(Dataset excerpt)
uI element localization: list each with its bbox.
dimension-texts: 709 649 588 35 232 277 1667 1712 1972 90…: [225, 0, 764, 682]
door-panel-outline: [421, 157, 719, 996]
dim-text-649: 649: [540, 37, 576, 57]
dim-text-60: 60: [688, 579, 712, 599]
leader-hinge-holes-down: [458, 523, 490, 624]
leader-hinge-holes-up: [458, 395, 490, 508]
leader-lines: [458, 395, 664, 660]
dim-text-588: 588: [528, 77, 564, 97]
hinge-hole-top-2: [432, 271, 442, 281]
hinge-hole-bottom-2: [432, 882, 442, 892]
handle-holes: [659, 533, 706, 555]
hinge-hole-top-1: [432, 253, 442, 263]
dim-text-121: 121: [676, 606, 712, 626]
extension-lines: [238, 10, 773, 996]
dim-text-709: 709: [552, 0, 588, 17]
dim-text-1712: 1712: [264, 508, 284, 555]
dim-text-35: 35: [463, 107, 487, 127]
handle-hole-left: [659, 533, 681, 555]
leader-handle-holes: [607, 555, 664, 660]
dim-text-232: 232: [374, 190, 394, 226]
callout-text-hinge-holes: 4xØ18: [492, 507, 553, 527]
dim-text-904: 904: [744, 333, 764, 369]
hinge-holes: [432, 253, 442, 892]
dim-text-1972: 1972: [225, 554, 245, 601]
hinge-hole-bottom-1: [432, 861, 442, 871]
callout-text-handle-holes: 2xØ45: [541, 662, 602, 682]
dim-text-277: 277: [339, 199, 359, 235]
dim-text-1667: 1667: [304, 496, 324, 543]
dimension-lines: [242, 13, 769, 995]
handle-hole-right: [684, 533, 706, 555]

* [Aim of the exercise]: Reproduce the lines above without any change, beginning with the first line and ending after the line that contains "leader-hinge-holes-up: [458, 395, 490, 508]".

* [Correct result]:
uI element localization: list each with its bbox.
dimension-texts: 709 649 588 35 232 277 1667 1712 1972 90…: [225, 0, 764, 682]
door-panel-outline: [421, 157, 719, 996]
dim-text-649: 649: [540, 37, 576, 57]
dim-text-60: 60: [688, 579, 712, 599]
leader-hinge-holes-down: [458, 523, 490, 624]
leader-hinge-holes-up: [458, 395, 490, 508]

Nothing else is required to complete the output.